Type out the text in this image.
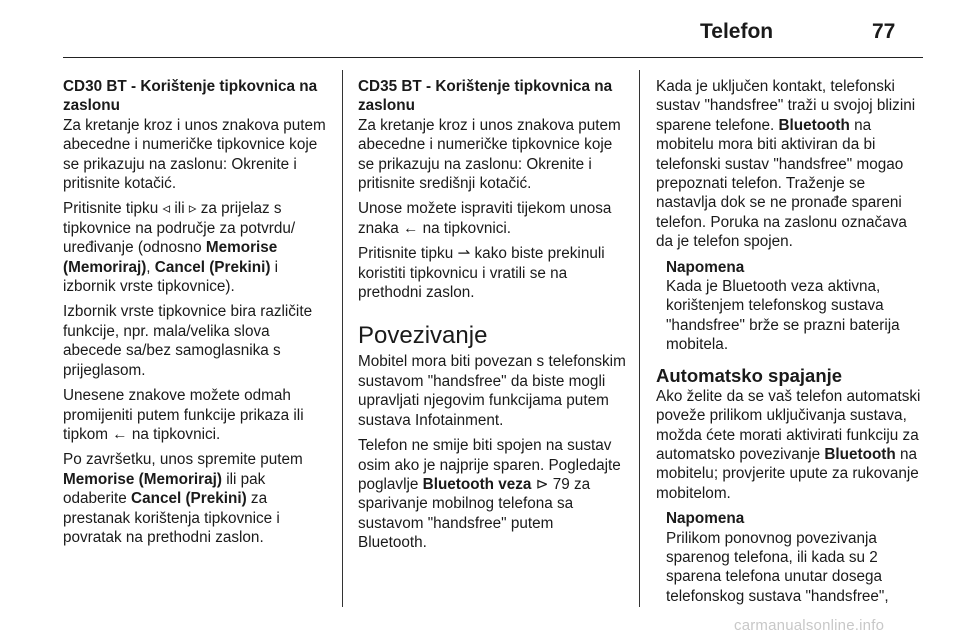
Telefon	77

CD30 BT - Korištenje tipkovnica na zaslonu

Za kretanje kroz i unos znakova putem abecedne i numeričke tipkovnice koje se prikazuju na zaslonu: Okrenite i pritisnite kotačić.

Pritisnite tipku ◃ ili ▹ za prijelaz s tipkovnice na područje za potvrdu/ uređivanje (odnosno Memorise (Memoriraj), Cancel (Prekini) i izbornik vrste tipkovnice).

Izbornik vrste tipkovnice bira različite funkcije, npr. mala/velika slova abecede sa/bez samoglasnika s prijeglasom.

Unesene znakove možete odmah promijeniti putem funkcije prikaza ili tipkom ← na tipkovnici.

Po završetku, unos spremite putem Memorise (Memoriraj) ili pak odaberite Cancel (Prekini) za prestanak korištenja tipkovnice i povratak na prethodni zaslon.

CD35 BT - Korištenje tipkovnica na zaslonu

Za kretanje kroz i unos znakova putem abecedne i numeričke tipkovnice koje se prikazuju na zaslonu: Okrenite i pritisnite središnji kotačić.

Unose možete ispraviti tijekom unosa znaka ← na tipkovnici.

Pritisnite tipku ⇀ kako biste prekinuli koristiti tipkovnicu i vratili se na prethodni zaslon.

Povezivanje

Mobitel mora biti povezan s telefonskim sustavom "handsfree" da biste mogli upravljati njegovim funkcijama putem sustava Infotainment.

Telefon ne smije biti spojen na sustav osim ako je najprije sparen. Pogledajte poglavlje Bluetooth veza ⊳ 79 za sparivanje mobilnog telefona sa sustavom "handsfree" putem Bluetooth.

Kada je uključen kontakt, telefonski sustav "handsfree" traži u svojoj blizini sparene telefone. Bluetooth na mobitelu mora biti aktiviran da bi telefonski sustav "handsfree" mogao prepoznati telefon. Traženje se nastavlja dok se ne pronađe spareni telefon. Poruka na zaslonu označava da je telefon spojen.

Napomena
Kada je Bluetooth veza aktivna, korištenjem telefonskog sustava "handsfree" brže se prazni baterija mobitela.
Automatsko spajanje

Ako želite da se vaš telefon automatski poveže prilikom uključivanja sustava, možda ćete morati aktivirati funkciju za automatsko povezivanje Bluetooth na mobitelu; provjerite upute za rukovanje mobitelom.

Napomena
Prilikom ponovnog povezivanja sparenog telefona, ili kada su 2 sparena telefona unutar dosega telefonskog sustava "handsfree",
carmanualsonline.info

---

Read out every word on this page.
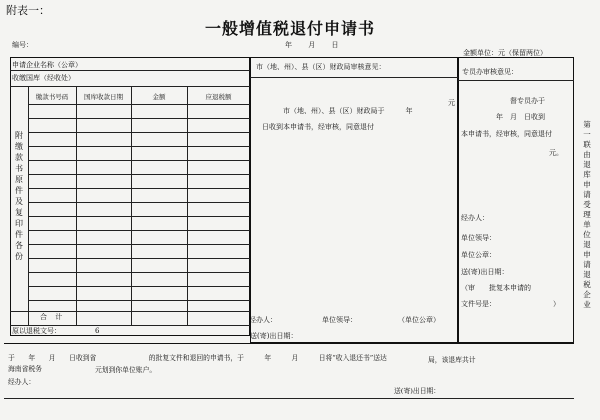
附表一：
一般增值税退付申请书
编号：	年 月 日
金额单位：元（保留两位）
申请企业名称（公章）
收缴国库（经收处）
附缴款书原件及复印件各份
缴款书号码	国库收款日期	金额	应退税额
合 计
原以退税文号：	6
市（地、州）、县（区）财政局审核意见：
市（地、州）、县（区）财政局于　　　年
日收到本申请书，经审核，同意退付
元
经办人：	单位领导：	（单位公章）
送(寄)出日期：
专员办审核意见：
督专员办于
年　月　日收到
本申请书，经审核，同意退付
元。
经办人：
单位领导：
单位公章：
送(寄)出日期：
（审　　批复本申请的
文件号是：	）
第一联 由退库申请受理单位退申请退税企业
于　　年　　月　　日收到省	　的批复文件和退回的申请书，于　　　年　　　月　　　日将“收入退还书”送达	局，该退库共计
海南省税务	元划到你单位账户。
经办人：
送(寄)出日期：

--

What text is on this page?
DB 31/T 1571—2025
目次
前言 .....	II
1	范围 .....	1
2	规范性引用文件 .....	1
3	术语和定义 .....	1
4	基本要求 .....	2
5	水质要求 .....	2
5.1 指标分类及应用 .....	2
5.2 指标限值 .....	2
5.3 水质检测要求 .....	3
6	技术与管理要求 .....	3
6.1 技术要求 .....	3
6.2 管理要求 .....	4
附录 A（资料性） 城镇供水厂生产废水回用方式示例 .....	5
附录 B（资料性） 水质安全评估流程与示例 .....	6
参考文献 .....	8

[Goal]
Search the entries for the word "numeričke", then gather every line that has it.

[Written answer]
Za kretanje kroz i unos znakova putem abecedne i numeričke tipkovnice koje se prikazuju na zaslonu: Okrenite i pritisnite kotačić.
Za kretanje kroz i unos znakova putem abecedne i numeričke tipkovnice koje se prikazuju na zaslonu: Okrenite i pritisnite središnji kotačić.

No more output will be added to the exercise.